◆ **WHAT IS REQUIRED**
Reproduce word for word the part of the opioid policy text that opens with the words "The opioid policy does" and closes with "claims submission process.".

◆ **EXTRACT PROVIDED**
Effective September 1, 2020, the Vendor Drug Program will implement a uniform opioid policy across fee-for-service and managed care to encourage appropriate use and reduce opioid over prescribing.
The opioid policy does not apply to people receiving hospice care or palliative care, treatment for cancer, residents of a long-term care facility or another facility for which residents receive opioid substitution therapy for the treatment of opioid use disorder (OUD). The opioid policy also does not apply to other people the Texas Health and Human Services Commission elects to exempt based on an objective, confirmable physical pathology known to cause severe chronic pain not ameliorated by other therapies and for which opioid treatment is appropriate, for example sickle cell disease. If diagnoses are not available in the medical data, exemptions will be handled on a case-by-case basis through the prior authorization process.
Prospective Safety Edits
The Medicaid policies and processes listed below are conducted automatically during the pharmacy claims submission process.

◆ **GIVEN INFORMATION**

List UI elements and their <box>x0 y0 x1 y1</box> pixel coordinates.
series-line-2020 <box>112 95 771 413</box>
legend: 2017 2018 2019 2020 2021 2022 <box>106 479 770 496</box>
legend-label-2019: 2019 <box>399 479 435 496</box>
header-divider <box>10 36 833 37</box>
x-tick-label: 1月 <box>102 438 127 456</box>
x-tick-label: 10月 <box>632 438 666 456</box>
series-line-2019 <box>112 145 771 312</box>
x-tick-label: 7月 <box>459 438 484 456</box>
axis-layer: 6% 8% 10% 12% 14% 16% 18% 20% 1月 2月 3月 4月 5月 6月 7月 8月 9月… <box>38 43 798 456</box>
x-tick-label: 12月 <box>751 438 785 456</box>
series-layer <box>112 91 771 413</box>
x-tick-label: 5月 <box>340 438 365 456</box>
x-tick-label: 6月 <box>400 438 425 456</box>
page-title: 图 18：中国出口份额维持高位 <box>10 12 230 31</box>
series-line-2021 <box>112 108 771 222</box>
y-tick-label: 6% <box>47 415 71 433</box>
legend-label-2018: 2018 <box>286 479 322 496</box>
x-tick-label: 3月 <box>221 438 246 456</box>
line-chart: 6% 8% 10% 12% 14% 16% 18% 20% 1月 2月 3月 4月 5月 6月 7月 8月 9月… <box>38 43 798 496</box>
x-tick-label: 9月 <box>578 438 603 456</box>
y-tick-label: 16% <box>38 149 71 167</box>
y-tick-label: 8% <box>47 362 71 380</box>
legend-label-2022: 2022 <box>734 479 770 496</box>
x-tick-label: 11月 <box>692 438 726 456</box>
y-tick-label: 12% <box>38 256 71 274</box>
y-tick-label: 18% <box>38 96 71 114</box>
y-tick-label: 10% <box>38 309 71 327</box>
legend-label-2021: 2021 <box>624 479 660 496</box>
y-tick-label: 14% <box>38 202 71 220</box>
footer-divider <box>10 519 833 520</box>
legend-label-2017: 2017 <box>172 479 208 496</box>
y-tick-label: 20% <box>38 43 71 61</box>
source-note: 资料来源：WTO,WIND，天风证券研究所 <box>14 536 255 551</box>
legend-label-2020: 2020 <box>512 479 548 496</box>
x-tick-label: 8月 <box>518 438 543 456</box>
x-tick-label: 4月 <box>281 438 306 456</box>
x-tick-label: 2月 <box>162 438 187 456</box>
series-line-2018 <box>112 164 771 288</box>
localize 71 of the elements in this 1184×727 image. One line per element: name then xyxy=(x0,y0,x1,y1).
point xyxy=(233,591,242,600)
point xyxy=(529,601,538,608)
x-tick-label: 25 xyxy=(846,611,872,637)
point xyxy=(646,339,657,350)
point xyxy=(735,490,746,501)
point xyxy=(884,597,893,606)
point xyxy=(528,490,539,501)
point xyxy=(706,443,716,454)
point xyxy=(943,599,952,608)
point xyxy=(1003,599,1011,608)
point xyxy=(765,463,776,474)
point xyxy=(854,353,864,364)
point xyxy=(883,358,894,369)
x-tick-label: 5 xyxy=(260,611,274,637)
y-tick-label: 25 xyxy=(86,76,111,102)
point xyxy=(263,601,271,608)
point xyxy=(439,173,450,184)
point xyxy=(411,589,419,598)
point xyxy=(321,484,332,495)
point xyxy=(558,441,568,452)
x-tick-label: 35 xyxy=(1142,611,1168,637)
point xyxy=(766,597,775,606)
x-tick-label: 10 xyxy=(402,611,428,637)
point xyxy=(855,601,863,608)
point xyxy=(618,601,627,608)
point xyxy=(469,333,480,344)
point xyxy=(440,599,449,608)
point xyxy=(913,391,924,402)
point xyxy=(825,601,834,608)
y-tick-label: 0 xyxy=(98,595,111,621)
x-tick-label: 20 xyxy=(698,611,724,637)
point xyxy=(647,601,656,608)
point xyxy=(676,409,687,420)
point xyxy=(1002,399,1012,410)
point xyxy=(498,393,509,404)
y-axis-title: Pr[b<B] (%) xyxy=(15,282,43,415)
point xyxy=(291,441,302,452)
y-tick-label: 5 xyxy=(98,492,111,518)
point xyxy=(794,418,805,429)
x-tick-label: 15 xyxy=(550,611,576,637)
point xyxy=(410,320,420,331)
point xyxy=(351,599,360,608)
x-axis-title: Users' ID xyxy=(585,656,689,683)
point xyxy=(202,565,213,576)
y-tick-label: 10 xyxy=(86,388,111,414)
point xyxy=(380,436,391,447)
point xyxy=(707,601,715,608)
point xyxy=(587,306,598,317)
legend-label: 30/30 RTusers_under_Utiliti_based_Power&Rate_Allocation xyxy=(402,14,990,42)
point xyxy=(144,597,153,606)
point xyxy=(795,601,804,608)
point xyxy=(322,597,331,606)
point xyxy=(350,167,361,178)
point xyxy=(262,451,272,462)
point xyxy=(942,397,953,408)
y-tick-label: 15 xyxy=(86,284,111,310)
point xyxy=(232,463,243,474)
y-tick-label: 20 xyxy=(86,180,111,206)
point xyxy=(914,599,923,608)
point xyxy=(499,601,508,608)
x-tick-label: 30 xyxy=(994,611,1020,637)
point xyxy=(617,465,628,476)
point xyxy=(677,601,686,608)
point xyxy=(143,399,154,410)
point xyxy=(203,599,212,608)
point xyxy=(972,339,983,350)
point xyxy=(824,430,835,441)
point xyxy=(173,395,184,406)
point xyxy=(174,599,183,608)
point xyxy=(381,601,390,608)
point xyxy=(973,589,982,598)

◆ **SOLVED PROBLEM**
The opioid policy does not apply to people receiving hospice care or palliative care, treatment for cancer, residents of a long-term care facility or another facility for which residents receive opioid substitution therapy for the treatment of opioid use disorder (OUD). The opioid policy also does not apply to other people the Texas Health and Human Services Commission elects to exempt based on an objective, confirmable physical pathology known to cause severe chronic pain not ameliorated by other therapies and for which opioid treatment is appropriate, for example sickle cell disease. If diagnoses are not available in the medical data, exemptions will be handled on a case-by-case basis through the prior authorization process.
Prospective Safety Edits
The Medicaid policies and processes listed below are conducted automatically during the pharmacy claims submission process.